**Objective:** Return every record below exactly as written, but leave out the pictures.

**Data to process:**

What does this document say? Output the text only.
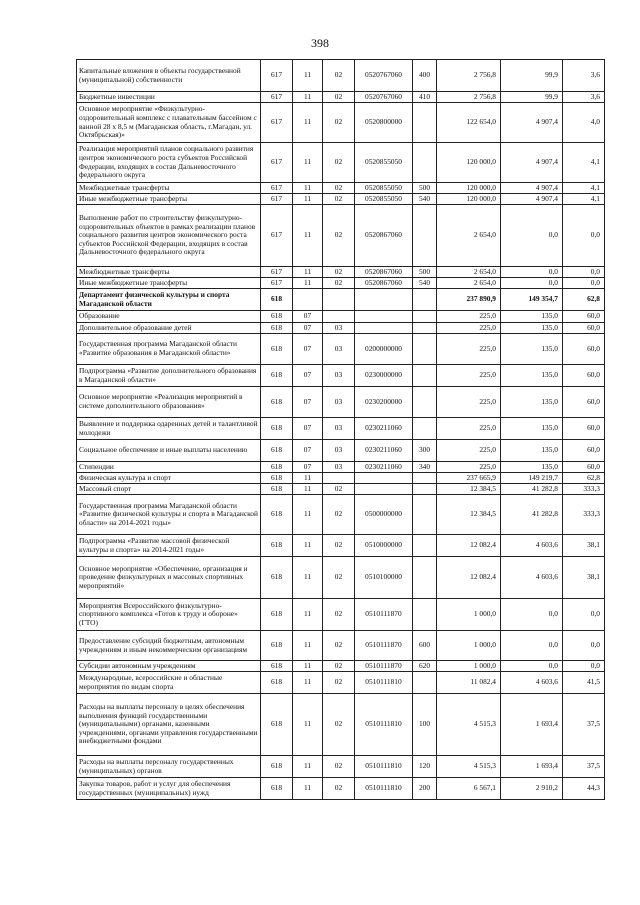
398
Капитальные вложения в объекты государственной (муниципальной) собственности	617	11	02	0520767060	400	2 756,8	99,9	3,6
Бюджетные инвестиции	617	11	02	0520767060	410	2 756,8	99,9	3,6
Основное мероприятие «Физкультурно-оздоровительный комплекс с плавательным бассейном с ванной 28 x 8,5 м (Магаданская область, г.Магадан, ул. Октябрьская)»	617	11	02	0520800000		122 654,0	4 907,4	4,0
Реализация мероприятий планов социального развития центров экономического роста субъектов Российской Федерации, входящих в состав Дальневосточного федерального округа	617	11	02	0520855050		120 000,0	4 907,4	4,1
Межбюджетные трансферты	617	11	02	0520855050	500	120 000,0	4 907,4	4,1
Иные межбюджетные трансферты	617	11	02	0520855050	540	120 000,0	4 907,4	4,1
Выполнение работ по строительству физкультурно-оздоровительных объектов в рамках реализации планов социального развития центров экономического роста субъектов Российской Федерации, входящих в состав Дальневосточного федерального округа	617	11	02	0520867060		2 654,0	0,0	0,0
Межбюджетные трансферты	617	11	02	0520867060	500	2 654,0	0,0	0,0
Иные межбюджетные трансферты	617	11	02	0520867060	540	2 654,0	0,0	0,0
Департамент физической культуры и спорта Магаданской области	618					237 890,9	149 354,7	62,8
Образование	618	07				225,0	135,0	60,0
Дополнительное образование детей	618	07	03			225,0	135,0	60,0
Государственная программа Магаданской области «Развитие образования в Магаданской области»	618	07	03	0200000000		225,0	135,0	60,0
Подпрограмма «Развитие дополнительного образования в Магаданской области»	618	07	03	0230000000		225,0	135,0	60,0
Основное мероприятие «Реализация мероприятий в системе дополнительного образования»	618	07	03	0230200000		225,0	135,0	60,0
Выявление и поддержка одаренных детей и талантливой молодежи	618	07	03	0230211060		225,0	135,0	60,0
Социальное обеспечение и иные выплаты населению	618	07	03	0230211060	300	225,0	135,0	60,0
Стипендии	618	07	03	0230211060	340	225,0	135,0	60,0
Физическая культура и спорт	618	11				237 665,9	149 219,7	62,8
Массовый спорт	618	11	02			12 384,5	41 282,8	333,3
Государственная программа Магаданской области «Развитие физической культуры и спорта в Магаданской области» на 2014-2021 годы»	618	11	02	0500000000		12 384,5	41 282,8	333,3
Подпрограмма «Развитие массовой физической культуры и спорта» на 2014-2021 годы»	618	11	02	0510000000		12 082,4	4 603,6	38,1
Основное мероприятие «Обеспечение, организация и проведение физкультурных и массовых спортивных мероприятий»	618	11	02	0510100000		12 082,4	4 603,6	38,1
Мероприятия Всероссийского физкультурно-спортивного комплекса «Готов к труду и обороне» (ГТО)	618	11	02	0510111870		1 000,0	0,0	0,0
Предоставление субсидий бюджетным, автономным учреждениям и иным некоммерческим организациям	618	11	02	0510111870	600	1 000,0	0,0	0,0
Субсидии автономным учреждениям	618	11	02	0510111870	620	1 000,0	0,0	0,0
Международные, всероссийские и областные мероприятия по видам спорта	618	11	02	0510111810		11 082,4	4 603,6	41,5
Расходы на выплаты персоналу в целях обеспечения выполнения функций государственными (муниципальными) органами, казенными учреждениями, органами управления государственными внебюджетными фондами	618	11	02	0510111810	100	4 515,3	1 693,4	37,5
Расходы на выплаты персоналу государственных (муниципальных) органов	618	11	02	0510111810	120	4 515,3	1 693,4	37,5
Закупка товаров, работ и услуг для обеспечения государственных (муниципальных) нужд	618	11	02	0510111810	200	6 567,1	2 910,2	44,3
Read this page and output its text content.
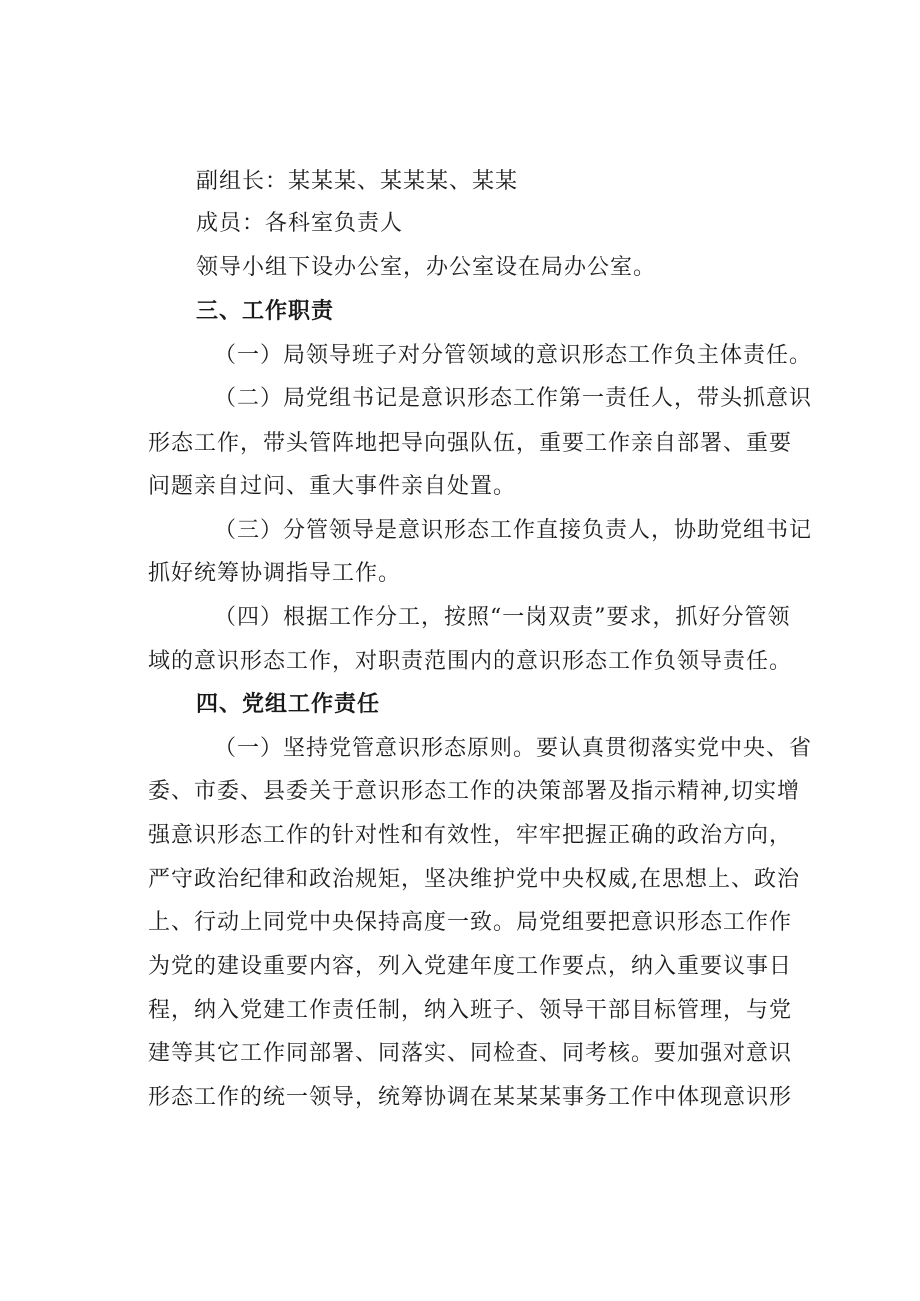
副组长：某某某、某某某、某某
成员：各科室负责人
领导小组下设办公室，办公室设在局办公室。
三、工作职责
（一）局领导班子对分管领域的意识形态工作负主体责任。
（二）局党组书记是意识形态工作第一责任人，带头抓意识
形态工作，带头管阵地把导向强队伍，重要工作亲自部署、重要
问题亲自过问、重大事件亲自处置。
（三）分管领导是意识形态工作直接负责人，协助党组书记
抓好统筹协调指导工作。
（四）根据工作分工，按照“一岗双责”要求，抓好分管领
域的意识形态工作，对职责范围内的意识形态工作负领导责任。
四、党组工作责任
（一）坚持党管意识形态原则。要认真贯彻落实党中央、省
委、市委、县委关于意识形态工作的决策部署及指示精神,切实增
强意识形态工作的针对性和有效性，牢牢把握正确的政治方向，
严守政治纪律和政治规矩，坚决维护党中央权威,在思想上、政治
上、行动上同党中央保持高度一致。局党组要把意识形态工作作
为党的建设重要内容，列入党建年度工作要点，纳入重要议事日
程，纳入党建工作责任制，纳入班子、领导干部目标管理，与党
建等其它工作同部署、同落实、同检查、同考核。要加强对意识
形态工作的统一领导，统筹协调在某某某事务工作中体现意识形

**The result:**
What does this document say? Output the text only.
398
Капитальные вложения в объекты государственной (муниципальной) собственности	617	11	02	0520767060	400	2 756,8	99,9	3,6
Бюджетные инвестиции	617	11	02	0520767060	410	2 756,8	99,9	3,6
Основное мероприятие «Физкультурно-оздоровительный комплекс с плавательным бассейном с ванной 28 x 8,5 м (Магаданская область, г.Магадан, ул. Октябрьская)»	617	11	02	0520800000		122 654,0	4 907,4	4,0
Реализация мероприятий планов социального развития центров экономического роста субъектов Российской Федерации, входящих в состав Дальневосточного федерального округа	617	11	02	0520855050		120 000,0	4 907,4	4,1
Межбюджетные трансферты	617	11	02	0520855050	500	120 000,0	4 907,4	4,1
Иные межбюджетные трансферты	617	11	02	0520855050	540	120 000,0	4 907,4	4,1
Выполнение работ по строительству физкультурно-оздоровительных объектов в рамках реализации планов социального развития центров экономического роста субъектов Российской Федерации, входящих в состав Дальневосточного федерального округа	617	11	02	0520867060		2 654,0	0,0	0,0
Межбюджетные трансферты	617	11	02	0520867060	500	2 654,0	0,0	0,0
Иные межбюджетные трансферты	617	11	02	0520867060	540	2 654,0	0,0	0,0
Департамент физической культуры и спорта Магаданской области	618					237 890,9	149 354,7	62,8
Образование	618	07				225,0	135,0	60,0
Дополнительное образование детей	618	07	03			225,0	135,0	60,0
Государственная программа Магаданской области «Развитие образования в Магаданской области»	618	07	03	0200000000		225,0	135,0	60,0
Подпрограмма «Развитие дополнительного образования в Магаданской области»	618	07	03	0230000000		225,0	135,0	60,0
Основное мероприятие «Реализация мероприятий в системе дополнительного образования»	618	07	03	0230200000		225,0	135,0	60,0
Выявление и поддержка одаренных детей и талантливой молодежи	618	07	03	0230211060		225,0	135,0	60,0
Социальное обеспечение и иные выплаты населению	618	07	03	0230211060	300	225,0	135,0	60,0
Стипендии	618	07	03	0230211060	340	225,0	135,0	60,0
Физическая культура и спорт	618	11				237 665,9	149 219,7	62,8
Массовый спорт	618	11	02			12 384,5	41 282,8	333,3
Государственная программа Магаданской области «Развитие физической культуры и спорта в Магаданской области» на 2014-2021 годы»	618	11	02	0500000000		12 384,5	41 282,8	333,3
Подпрограмма «Развитие массовой физической культуры и спорта» на 2014-2021 годы»	618	11	02	0510000000		12 082,4	4 603,6	38,1
Основное мероприятие «Обеспечение, организация и проведение физкультурных и массовых спортивных мероприятий»	618	11	02	0510100000		12 082,4	4 603,6	38,1
Мероприятия Всероссийского физкультурно-спортивного комплекса «Готов к труду и обороне» (ГТО)	618	11	02	0510111870		1 000,0	0,0	0,0
Предоставление субсидий бюджетным, автономным учреждениям и иным некоммерческим организациям	618	11	02	0510111870	600	1 000,0	0,0	0,0
Субсидии автономным учреждениям	618	11	02	0510111870	620	1 000,0	0,0	0,0
Международные, всероссийские и областные мероприятия по видам спорта	618	11	02	0510111810		11 082,4	4 603,6	41,5
Расходы на выплаты персоналу в целях обеспечения выполнения функций государственными (муниципальными) органами, казенными учреждениями, органами управления государственными внебюджетными фондами	618	11	02	0510111810	100	4 515,3	1 693,4	37,5
Расходы на выплаты персоналу государственных (муниципальных) органов	618	11	02	0510111810	120	4 515,3	1 693,4	37,5
Закупка товаров, работ и услуг для обеспечения государственных (муниципальных) нужд	618	11	02	0510111810	200	6 567,1	2 910,2	44,3
Read this page and output its text content.
副组长：某某某、某某某、某某
成员：各科室负责人
领导小组下设办公室，办公室设在局办公室。
三、工作职责
（一）局领导班子对分管领域的意识形态工作负主体责任。
（二）局党组书记是意识形态工作第一责任人，带头抓意识
形态工作，带头管阵地把导向强队伍，重要工作亲自部署、重要
问题亲自过问、重大事件亲自处置。
（三）分管领导是意识形态工作直接负责人，协助党组书记
抓好统筹协调指导工作。
（四）根据工作分工，按照“一岗双责”要求，抓好分管领
域的意识形态工作，对职责范围内的意识形态工作负领导责任。
四、党组工作责任
（一）坚持党管意识形态原则。要认真贯彻落实党中央、省
委、市委、县委关于意识形态工作的决策部署及指示精神,切实增
强意识形态工作的针对性和有效性，牢牢把握正确的政治方向，
严守政治纪律和政治规矩，坚决维护党中央权威,在思想上、政治
上、行动上同党中央保持高度一致。局党组要把意识形态工作作
为党的建设重要内容，列入党建年度工作要点，纳入重要议事日
程，纳入党建工作责任制，纳入班子、领导干部目标管理，与党
建等其它工作同部署、同落实、同检查、同考核。要加强对意识
形态工作的统一领导，统筹协调在某某某事务工作中体现意识形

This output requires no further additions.